- _YOUR TASK_:
Report how many lines contain "中阿特拉斯塔馬塞特文". Give the number and nothing else.
==*==
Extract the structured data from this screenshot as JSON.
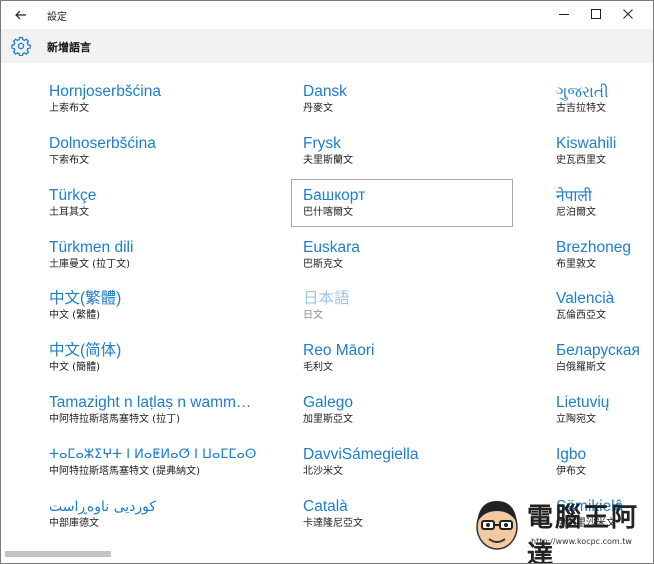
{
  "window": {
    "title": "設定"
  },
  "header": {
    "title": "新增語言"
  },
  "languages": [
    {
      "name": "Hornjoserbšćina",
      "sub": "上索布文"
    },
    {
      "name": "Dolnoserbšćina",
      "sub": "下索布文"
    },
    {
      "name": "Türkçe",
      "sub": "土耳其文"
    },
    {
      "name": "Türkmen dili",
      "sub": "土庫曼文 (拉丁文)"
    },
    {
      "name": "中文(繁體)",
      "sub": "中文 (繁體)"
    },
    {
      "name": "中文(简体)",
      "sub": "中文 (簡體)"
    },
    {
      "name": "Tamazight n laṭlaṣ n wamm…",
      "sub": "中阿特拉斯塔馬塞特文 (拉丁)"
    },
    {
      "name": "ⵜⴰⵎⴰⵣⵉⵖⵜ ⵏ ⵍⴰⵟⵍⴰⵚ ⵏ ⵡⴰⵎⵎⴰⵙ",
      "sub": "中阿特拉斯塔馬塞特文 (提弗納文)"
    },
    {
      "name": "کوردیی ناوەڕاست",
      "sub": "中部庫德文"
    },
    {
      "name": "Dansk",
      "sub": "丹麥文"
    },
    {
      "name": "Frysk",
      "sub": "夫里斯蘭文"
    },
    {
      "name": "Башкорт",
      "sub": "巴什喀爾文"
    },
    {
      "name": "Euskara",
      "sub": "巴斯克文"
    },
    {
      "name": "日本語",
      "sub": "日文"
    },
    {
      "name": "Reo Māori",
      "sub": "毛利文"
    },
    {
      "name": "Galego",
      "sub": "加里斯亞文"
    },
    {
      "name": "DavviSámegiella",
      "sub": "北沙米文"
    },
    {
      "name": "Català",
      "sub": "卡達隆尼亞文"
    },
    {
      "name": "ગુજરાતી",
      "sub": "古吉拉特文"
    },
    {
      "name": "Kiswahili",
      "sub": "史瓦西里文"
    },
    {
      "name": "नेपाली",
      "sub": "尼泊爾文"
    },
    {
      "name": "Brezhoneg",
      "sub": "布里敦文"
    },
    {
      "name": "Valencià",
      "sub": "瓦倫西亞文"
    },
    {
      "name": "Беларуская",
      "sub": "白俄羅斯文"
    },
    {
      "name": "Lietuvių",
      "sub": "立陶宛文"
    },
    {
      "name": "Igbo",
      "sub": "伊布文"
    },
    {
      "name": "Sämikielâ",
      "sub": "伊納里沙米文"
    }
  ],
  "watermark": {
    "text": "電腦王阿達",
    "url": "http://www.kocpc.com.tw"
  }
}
==*==
- _ANSWER TO THE TASK_:
2